■ Your tasks ■
(a) Translate this sentence from the loudness text into Spanish: "Turning a vocal up 3dB is an example of a relative dB change."
(b) In the rows, take the part that begins with the first row and ends with the row containing "price-tick-label: 118.00: [2008, 811, 2032, 820]". Substitute "event-tag" for each "event-label" there. Return only those rows, with nothing else altered.

■ Document text ■
[Start]

The answer is perception based, and may not be simple. It’s influenced by many factors. We can measure sound pressure, and it’s useful, but correlating that to human-perceived loudness can be confusing. Here’s some clarity on the topic. A bit of tech talk is necessary first, then some practical conclusions.

Frequency
Loudness is the subjective perception of sound pressure, and it’s influenced by the frequency content (and duration) of sounds. Our ears are definitely not flat! They’re quite nonlinear. We’re most sensitive to midrange frequencies and less sensitive to higher and lower frequencies. This is especially true at lower listening levels, and become less true as volume increases. So, the tonal response of our hearing is rather complex. Figure 1 is a well-known chart, going back nearly a century, that demonstrates this behavior by showing the required SPL (in decibels) for different frequencies to sound equally loud:

Fig. 1 (courtesy chegg.com)

Sound level meters use weighting curves to compensate for this nonlinearity, allowing them relate better to human hearing, usually with an “A” or “C” mode switch. “A” weighting relates to rather low listening levels (largely ignores bass energy) and “C” weighting takes more low frequency information into account, better relating to louder listening levels. Measuring SPL with music that includes lots of sub-bass energy will measure much higher on the C scale than on A.

As illustrated, if listening to a midrange sound of 1kHz at 70 decibels, we would need to turn an 80 Hz bass tone up another 10dB to sound equally loud, and an 8kHz high frequency sound up about 6dB to sound equally loud. While these may sound about the same “loudness”, they measure 70dB SPL, 80dB SPL, and 76dB SPL. And again, this curve changes at different levels. Notice that at very loud levels (particularly 100, 110, and up) our ears are closer to flat (the “loudness” button on some home stereos compensates by boosting the lows and highs and is intended to be used at low listening levels). There are also less commonly used weightings of B, C, D, and Z (which is essentially flat, or no weighting). No weighting reference implies an un-weighted measurement. Clearly, the non-flat frequency response of our ears is a huge factor in measuring loudness.

Time
Human hearing averages levels in very short durations. And live music is constantly changing in level, sometimes several times per second. A very loud but brief repetitive sound (such as a rock snare drum) may not sound as loud as a longer or sustained sound (keyboard pad or rhythm guitar) even if it measures, briefly, at a much higher sound pressure level. For this reason, meters should have a time selection – at least a “fast” and “slow” response option. Fast, Slow, and Peak, are common modes. Do we want to know the instantaneous level of the snare strike (a few milliseconds) or the average music level sustained over a few seconds? Both are useful. But slow response metering often correlates best to human perception.

Decibels in sound pressure level measurements
dBs can be relative or absolute and are used in acoustics, electronics, optics, and several other fields. Turning a vocal up 3dB is an example of a relative dB change. We don’t need to know the actual level of the vocal before, or after, only that it changed by 3dB. Absolute dBs refer to a known reference (0dB SPL), and must be denoted with the suffix “SPL”. 0dB SPL is the theoretical lowest human hearing threshold and sound pressure levels are measured in decibels above that threshold. A face-to-face conversation may be 60-70 dB SPL and a diesel truck might be 90dB SPL. Here’s a chart of some common SPLs:

Fig 2 (Google images)

[End]

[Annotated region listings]
[Start]

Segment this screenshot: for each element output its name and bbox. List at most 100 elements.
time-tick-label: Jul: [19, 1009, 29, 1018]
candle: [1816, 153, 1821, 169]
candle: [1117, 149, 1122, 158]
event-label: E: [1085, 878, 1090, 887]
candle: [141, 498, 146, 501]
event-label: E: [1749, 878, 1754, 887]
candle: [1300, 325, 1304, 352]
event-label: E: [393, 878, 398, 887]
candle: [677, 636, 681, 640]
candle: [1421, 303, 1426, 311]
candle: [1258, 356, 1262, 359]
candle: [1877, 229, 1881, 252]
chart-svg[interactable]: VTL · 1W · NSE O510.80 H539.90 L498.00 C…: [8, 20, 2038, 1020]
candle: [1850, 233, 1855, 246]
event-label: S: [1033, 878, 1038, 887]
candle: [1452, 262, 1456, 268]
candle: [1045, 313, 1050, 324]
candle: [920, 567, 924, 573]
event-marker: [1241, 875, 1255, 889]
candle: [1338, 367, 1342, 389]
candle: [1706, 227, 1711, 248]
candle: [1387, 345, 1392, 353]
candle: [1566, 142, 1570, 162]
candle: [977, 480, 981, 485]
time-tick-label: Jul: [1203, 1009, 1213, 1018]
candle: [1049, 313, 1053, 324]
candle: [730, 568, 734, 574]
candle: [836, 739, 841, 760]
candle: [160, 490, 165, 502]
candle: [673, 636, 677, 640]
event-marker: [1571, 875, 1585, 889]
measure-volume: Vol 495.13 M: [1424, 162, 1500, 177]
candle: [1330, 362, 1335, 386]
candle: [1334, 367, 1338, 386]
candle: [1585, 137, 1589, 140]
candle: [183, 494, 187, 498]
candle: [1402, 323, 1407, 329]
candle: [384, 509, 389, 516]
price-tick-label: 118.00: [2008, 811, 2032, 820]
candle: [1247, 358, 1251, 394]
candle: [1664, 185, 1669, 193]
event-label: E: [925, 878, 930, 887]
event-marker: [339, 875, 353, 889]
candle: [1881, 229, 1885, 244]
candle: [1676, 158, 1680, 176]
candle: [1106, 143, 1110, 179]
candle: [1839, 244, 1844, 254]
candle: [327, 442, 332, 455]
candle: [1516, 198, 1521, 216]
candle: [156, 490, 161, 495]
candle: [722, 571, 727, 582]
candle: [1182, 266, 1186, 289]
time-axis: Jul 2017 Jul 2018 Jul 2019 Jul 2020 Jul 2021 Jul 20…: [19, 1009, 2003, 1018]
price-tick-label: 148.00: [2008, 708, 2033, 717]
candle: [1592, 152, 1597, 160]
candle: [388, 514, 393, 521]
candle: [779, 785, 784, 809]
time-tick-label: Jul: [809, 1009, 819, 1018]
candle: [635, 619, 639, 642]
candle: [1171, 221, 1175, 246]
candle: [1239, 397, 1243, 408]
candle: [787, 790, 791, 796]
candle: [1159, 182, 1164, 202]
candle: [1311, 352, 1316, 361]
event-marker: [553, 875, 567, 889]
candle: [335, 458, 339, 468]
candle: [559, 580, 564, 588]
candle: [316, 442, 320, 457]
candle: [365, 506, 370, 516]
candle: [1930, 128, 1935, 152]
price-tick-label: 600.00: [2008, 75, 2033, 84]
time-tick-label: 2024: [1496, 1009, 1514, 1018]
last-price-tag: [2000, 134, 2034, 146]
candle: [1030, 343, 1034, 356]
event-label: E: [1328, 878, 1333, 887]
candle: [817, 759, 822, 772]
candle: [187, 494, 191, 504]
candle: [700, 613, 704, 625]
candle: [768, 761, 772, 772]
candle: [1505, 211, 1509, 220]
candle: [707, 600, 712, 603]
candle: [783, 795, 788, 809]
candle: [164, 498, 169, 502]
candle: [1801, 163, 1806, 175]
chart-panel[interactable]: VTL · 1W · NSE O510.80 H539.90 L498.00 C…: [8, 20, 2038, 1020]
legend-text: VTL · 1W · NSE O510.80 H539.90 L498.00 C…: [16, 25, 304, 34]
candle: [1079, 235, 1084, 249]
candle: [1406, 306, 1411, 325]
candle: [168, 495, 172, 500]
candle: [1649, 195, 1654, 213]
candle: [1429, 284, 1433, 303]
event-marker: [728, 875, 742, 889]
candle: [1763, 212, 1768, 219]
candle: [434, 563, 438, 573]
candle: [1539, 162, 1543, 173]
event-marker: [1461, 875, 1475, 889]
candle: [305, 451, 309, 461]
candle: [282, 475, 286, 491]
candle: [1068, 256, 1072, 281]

[End]

■ Responses to the exercise ■
(a) Subir una voz 3 dB es un ejemplo de un cambio relativo de dB.

(b)
Segment this screenshot: for each element output its name and bbox. List at most 100 elements.
time-tick-label: Jul: [19, 1009, 29, 1018]
candle: [1816, 153, 1821, 169]
candle: [1117, 149, 1122, 158]
event-tag: E: [1085, 878, 1090, 887]
candle: [141, 498, 146, 501]
event-tag: E: [1749, 878, 1754, 887]
candle: [1300, 325, 1304, 352]
event-tag: E: [393, 878, 398, 887]
candle: [677, 636, 681, 640]
candle: [1421, 303, 1426, 311]
candle: [1258, 356, 1262, 359]
candle: [1877, 229, 1881, 252]
chart-svg[interactable]: VTL · 1W · NSE O510.80 H539.90 L498.00 C…: [8, 20, 2038, 1020]
candle: [1850, 233, 1855, 246]
event-tag: S: [1033, 878, 1038, 887]
candle: [1452, 262, 1456, 268]
candle: [1045, 313, 1050, 324]
candle: [920, 567, 924, 573]
event-marker: [1241, 875, 1255, 889]
candle: [1338, 367, 1342, 389]
candle: [1706, 227, 1711, 248]
candle: [1387, 345, 1392, 353]
candle: [1566, 142, 1570, 162]
candle: [977, 480, 981, 485]
time-tick-label: Jul: [1203, 1009, 1213, 1018]
candle: [1049, 313, 1053, 324]
candle: [730, 568, 734, 574]
candle: [836, 739, 841, 760]
candle: [160, 490, 165, 502]
candle: [673, 636, 677, 640]
event-marker: [1571, 875, 1585, 889]
measure-volume: Vol 495.13 M: [1424, 162, 1500, 177]
candle: [1330, 362, 1335, 386]
candle: [1334, 367, 1338, 386]
candle: [1585, 137, 1589, 140]
candle: [183, 494, 187, 498]
candle: [1402, 323, 1407, 329]
candle: [384, 509, 389, 516]
price-tick-label: 118.00: [2008, 811, 2032, 820]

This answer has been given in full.